- _SHORT EXERCISE_
Output all of the entries below precisely as written.

---------- DATASET CONTENT

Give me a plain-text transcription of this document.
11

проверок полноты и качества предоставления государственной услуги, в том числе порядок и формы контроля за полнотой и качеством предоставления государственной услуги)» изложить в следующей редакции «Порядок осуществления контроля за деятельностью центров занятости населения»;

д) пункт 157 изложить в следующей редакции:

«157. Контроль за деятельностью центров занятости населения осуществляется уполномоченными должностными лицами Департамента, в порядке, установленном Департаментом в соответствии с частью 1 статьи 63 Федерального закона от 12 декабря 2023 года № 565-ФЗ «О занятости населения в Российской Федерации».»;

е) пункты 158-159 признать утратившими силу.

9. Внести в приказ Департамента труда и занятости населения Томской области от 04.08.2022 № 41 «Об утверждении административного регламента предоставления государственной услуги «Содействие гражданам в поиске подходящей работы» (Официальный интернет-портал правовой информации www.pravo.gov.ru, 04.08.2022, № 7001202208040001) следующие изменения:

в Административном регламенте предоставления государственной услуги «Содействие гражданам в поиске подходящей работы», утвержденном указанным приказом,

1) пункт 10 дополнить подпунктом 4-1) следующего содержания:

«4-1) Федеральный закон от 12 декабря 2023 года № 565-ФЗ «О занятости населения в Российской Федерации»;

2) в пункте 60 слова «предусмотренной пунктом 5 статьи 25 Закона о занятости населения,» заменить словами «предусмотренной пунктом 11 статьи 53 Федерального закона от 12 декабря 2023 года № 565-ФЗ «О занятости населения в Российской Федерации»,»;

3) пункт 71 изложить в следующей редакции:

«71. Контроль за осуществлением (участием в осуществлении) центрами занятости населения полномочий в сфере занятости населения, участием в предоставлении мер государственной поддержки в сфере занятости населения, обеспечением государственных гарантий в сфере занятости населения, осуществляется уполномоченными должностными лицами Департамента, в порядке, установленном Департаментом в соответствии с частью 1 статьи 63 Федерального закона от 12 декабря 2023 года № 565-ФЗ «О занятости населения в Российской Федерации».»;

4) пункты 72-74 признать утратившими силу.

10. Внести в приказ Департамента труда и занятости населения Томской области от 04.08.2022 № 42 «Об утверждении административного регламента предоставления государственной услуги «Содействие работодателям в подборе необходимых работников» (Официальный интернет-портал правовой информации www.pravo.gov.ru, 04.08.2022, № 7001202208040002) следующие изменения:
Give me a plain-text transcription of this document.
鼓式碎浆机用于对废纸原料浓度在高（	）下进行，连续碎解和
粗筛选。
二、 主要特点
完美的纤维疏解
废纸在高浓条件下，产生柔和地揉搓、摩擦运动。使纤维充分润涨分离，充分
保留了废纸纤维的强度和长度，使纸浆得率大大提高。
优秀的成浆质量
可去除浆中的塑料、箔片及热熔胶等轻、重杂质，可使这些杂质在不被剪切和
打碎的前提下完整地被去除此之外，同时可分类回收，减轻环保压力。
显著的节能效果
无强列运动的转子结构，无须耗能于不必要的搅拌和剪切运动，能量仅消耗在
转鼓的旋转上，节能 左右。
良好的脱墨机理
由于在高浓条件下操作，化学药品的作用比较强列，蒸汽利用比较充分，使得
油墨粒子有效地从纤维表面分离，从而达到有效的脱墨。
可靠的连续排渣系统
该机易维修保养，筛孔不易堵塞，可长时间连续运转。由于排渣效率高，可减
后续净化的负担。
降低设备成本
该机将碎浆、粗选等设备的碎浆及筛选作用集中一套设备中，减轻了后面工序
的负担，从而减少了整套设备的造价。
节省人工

--------------------

- _ANSWER TO THIS TASK_
Give me a plain-text transcription of this document.
11

проверок полноты и качества предоставления государственной услуги, в том числе порядок и формы контроля за полнотой и качеством предоставления государственной услуги)» изложить в следующей редакции «Порядок осуществления контроля за деятельностью центров занятости населения»;

д) пункт 157 изложить в следующей редакции:

«157. Контроль за деятельностью центров занятости населения осуществляется уполномоченными должностными лицами Департамента, в порядке, установленном Департаментом в соответствии с частью 1 статьи 63 Федерального закона от 12 декабря 2023 года № 565-ФЗ «О занятости населения в Российской Федерации».»;

е) пункты 158-159 признать утратившими силу.

9. Внести в приказ Департамента труда и занятости населения Томской области от 04.08.2022 № 41 «Об утверждении административного регламента предоставления государственной услуги «Содействие гражданам в поиске подходящей работы» (Официальный интернет-портал правовой информации www.pravo.gov.ru, 04.08.2022, № 7001202208040001) следующие изменения:

в Административном регламенте предоставления государственной услуги «Содействие гражданам в поиске подходящей работы», утвержденном указанным приказом,

1) пункт 10 дополнить подпунктом 4-1) следующего содержания:

«4-1) Федеральный закон от 12 декабря 2023 года № 565-ФЗ «О занятости населения в Российской Федерации»;

2) в пункте 60 слова «предусмотренной пунктом 5 статьи 25 Закона о занятости населения,» заменить словами «предусмотренной пунктом 11 статьи 53 Федерального закона от 12 декабря 2023 года № 565-ФЗ «О занятости населения в Российской Федерации»,»;

3) пункт 71 изложить в следующей редакции:

«71. Контроль за осуществлением (участием в осуществлении) центрами занятости населения полномочий в сфере занятости населения, участием в предоставлении мер государственной поддержки в сфере занятости населения, обеспечением государственных гарантий в сфере занятости населения, осуществляется уполномоченными должностными лицами Департамента, в порядке, установленном Департаментом в соответствии с частью 1 статьи 63 Федерального закона от 12 декабря 2023 года № 565-ФЗ «О занятости населения в Российской Федерации».»;

4) пункты 72-74 признать утратившими силу.

10. Внести в приказ Департамента труда и занятости населения Томской области от 04.08.2022 № 42 «Об утверждении административного регламента предоставления государственной услуги «Содействие работодателям в подборе необходимых работников» (Официальный интернет-портал правовой информации www.pravo.gov.ru, 04.08.2022, № 7001202208040002) следующие изменения:
Give me a plain-text transcription of this document.
鼓式碎浆机用于对废纸原料浓度在高（	）下进行，连续碎解和
粗筛选。
二、 主要特点
完美的纤维疏解
废纸在高浓条件下，产生柔和地揉搓、摩擦运动。使纤维充分润涨分离，充分
保留了废纸纤维的强度和长度，使纸浆得率大大提高。
优秀的成浆质量
可去除浆中的塑料、箔片及热熔胶等轻、重杂质，可使这些杂质在不被剪切和
打碎的前提下完整地被去除此之外，同时可分类回收，减轻环保压力。
显著的节能效果
无强列运动的转子结构，无须耗能于不必要的搅拌和剪切运动，能量仅消耗在
转鼓的旋转上，节能 左右。
良好的脱墨机理
由于在高浓条件下操作，化学药品的作用比较强列，蒸汽利用比较充分，使得
油墨粒子有效地从纤维表面分离，从而达到有效的脱墨。
可靠的连续排渣系统
该机易维修保养，筛孔不易堵塞，可长时间连续运转。由于排渣效率高，可减
后续净化的负担。
降低设备成本
该机将碎浆、粗选等设备的碎浆及筛选作用集中一套设备中，减轻了后面工序
的负担，从而减少了整套设备的造价。
节省人工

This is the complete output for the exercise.